Dataset items:
□ □ □ □ □ □ □

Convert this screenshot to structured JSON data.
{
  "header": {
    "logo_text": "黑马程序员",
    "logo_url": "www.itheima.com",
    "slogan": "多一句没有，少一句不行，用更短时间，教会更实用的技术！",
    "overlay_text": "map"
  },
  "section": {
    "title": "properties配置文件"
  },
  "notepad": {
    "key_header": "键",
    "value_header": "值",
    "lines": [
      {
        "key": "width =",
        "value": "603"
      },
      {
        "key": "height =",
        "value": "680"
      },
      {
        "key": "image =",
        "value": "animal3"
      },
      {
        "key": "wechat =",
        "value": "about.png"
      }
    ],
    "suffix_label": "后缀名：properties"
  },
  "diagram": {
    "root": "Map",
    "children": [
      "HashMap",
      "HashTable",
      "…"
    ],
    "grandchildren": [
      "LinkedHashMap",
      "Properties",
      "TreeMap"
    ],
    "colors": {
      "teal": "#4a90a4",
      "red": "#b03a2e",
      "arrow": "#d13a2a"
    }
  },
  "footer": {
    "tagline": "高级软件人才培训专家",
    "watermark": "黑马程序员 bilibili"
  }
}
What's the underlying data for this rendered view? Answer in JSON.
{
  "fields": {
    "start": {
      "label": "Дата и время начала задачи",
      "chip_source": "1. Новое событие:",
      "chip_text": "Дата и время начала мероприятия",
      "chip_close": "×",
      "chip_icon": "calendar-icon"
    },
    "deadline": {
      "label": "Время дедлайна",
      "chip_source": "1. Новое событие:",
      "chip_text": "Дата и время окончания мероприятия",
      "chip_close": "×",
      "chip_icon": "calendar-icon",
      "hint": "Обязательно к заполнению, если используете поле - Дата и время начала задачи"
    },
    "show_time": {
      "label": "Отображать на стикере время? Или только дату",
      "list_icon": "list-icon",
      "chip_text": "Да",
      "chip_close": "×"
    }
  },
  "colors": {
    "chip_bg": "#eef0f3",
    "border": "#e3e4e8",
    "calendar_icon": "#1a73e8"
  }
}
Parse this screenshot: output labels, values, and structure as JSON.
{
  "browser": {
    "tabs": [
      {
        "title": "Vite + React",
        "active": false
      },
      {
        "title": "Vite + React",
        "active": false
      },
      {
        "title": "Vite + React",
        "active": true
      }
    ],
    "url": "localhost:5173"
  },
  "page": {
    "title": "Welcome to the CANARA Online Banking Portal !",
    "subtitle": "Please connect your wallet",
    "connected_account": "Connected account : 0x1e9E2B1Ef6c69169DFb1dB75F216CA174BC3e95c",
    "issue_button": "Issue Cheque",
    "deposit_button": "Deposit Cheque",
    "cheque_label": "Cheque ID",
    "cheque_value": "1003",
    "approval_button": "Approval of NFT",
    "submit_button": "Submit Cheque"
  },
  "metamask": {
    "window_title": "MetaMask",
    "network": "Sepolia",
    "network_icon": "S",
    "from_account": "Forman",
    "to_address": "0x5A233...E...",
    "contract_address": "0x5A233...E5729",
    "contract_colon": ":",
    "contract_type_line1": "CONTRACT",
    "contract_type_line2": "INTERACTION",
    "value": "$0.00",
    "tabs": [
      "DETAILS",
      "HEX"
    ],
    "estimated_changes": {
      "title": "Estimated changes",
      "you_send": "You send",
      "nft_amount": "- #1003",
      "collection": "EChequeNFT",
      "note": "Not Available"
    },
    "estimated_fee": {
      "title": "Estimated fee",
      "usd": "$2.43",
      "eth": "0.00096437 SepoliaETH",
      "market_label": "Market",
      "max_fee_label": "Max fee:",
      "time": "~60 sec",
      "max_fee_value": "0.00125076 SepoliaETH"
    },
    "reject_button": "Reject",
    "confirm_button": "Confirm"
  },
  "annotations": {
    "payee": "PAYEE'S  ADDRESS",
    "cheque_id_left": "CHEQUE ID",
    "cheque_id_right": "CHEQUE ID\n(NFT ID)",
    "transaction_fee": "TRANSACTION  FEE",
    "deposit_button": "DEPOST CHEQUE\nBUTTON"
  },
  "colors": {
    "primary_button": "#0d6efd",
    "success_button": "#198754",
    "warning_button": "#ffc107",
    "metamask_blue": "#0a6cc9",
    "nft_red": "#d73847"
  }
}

□ □ □ □ □ □ □

Quote the listing in full, please, keeping every line exact.

Answer for this exercise:
Convert this screenshot to structured JSON data.
{
  "header": {
    "logo_text": "黑马程序员",
    "logo_url": "www.itheima.com",
    "slogan": "多一句没有，少一句不行，用更短时间，教会更实用的技术！",
    "overlay_text": "map"
  },
  "section": {
    "title": "properties配置文件"
  },
  "notepad": {
    "key_header": "键",
    "value_header": "值",
    "lines": [
      {
        "key": "width =",
        "value": "603"
      },
      {
        "key": "height =",
        "value": "680"
      },
      {
        "key": "image =",
        "value": "animal3"
      },
      {
        "key": "wechat =",
        "value": "about.png"
      }
    ],
    "suffix_label": "后缀名：properties"
  },
  "diagram": {
    "root": "Map",
    "children": [
      "HashMap",
      "HashTable",
      "…"
    ],
    "grandchildren": [
      "LinkedHashMap",
      "Properties",
      "TreeMap"
    ],
    "colors": {
      "teal": "#4a90a4",
      "red": "#b03a2e",
      "arrow": "#d13a2a"
    }
  },
  "footer": {
    "tagline": "高级软件人才培训专家",
    "watermark": "黑马程序员 bilibili"
  }
}
What's the underlying data for this rendered view? Answer in JSON.
{
  "fields": {
    "start": {
      "label": "Дата и время начала задачи",
      "chip_source": "1. Новое событие:",
      "chip_text": "Дата и время начала мероприятия",
      "chip_close": "×",
      "chip_icon": "calendar-icon"
    },
    "deadline": {
      "label": "Время дедлайна",
      "chip_source": "1. Новое событие:",
      "chip_text": "Дата и время окончания мероприятия",
      "chip_close": "×",
      "chip_icon": "calendar-icon",
      "hint": "Обязательно к заполнению, если используете поле - Дата и время начала задачи"
    },
    "show_time": {
      "label": "Отображать на стикере время? Или только дату",
      "list_icon": "list-icon",
      "chip_text": "Да",
      "chip_close": "×"
    }
  },
  "colors": {
    "chip_bg": "#eef0f3",
    "border": "#e3e4e8",
    "calendar_icon": "#1a73e8"
  }
}
Parse this screenshot: output labels, values, and structure as JSON.
{
  "browser": {
    "tabs": [
      {
        "title": "Vite + React",
        "active": false
      },
      {
        "title": "Vite + React",
        "active": false
      },
      {
        "title": "Vite + React",
        "active": true
      }
    ],
    "url": "localhost:5173"
  },
  "page": {
    "title": "Welcome to the CANARA Online Banking Portal !",
    "subtitle": "Please connect your wallet",
    "connected_account": "Connected account : 0x1e9E2B1Ef6c69169DFb1dB75F216CA174BC3e95c",
    "issue_button": "Issue Cheque",
    "deposit_button": "Deposit Cheque",
    "cheque_label": "Cheque ID",
    "cheque_value": "1003",
    "approval_button": "Approval of NFT",
    "submit_button": "Submit Cheque"
  },
  "metamask": {
    "window_title": "MetaMask",
    "network": "Sepolia",
    "network_icon": "S",
    "from_account": "Forman",
    "to_address": "0x5A233...E...",
    "contract_address": "0x5A233...E5729",
    "contract_colon": ":",
    "contract_type_line1": "CONTRACT",
    "contract_type_line2": "INTERACTION",
    "value": "$0.00",
    "tabs": [
      "DETAILS",
      "HEX"
    ],
    "estimated_changes": {
      "title": "Estimated changes",
      "you_send": "You send",
      "nft_amount": "- #1003",
      "collection": "EChequeNFT",
      "note": "Not Available"
    },
    "estimated_fee": {
      "title": "Estimated fee",
      "usd": "$2.43",
      "eth": "0.00096437 SepoliaETH",
      "market_label": "Market",
      "max_fee_label": "Max fee:",
      "time": "~60 sec",
      "max_fee_value": "0.00125076 SepoliaETH"
    },
    "reject_button": "Reject",
    "confirm_button": "Confirm"
  },
  "annotations": {
    "payee": "PAYEE'S  ADDRESS",
    "cheque_id_left": "CHEQUE ID",
    "cheque_id_right": "CHEQUE ID\n(NFT ID)",
    "transaction_fee": "TRANSACTION  FEE",
    "deposit_button": "DEPOST CHEQUE\nBUTTON"
  },
  "colors": {
    "primary_button": "#0d6efd",
    "success_button": "#198754",
    "warning_button": "#ffc107",
    "metamask_blue": "#0a6cc9",
    "nft_red": "#d73847"
  }
}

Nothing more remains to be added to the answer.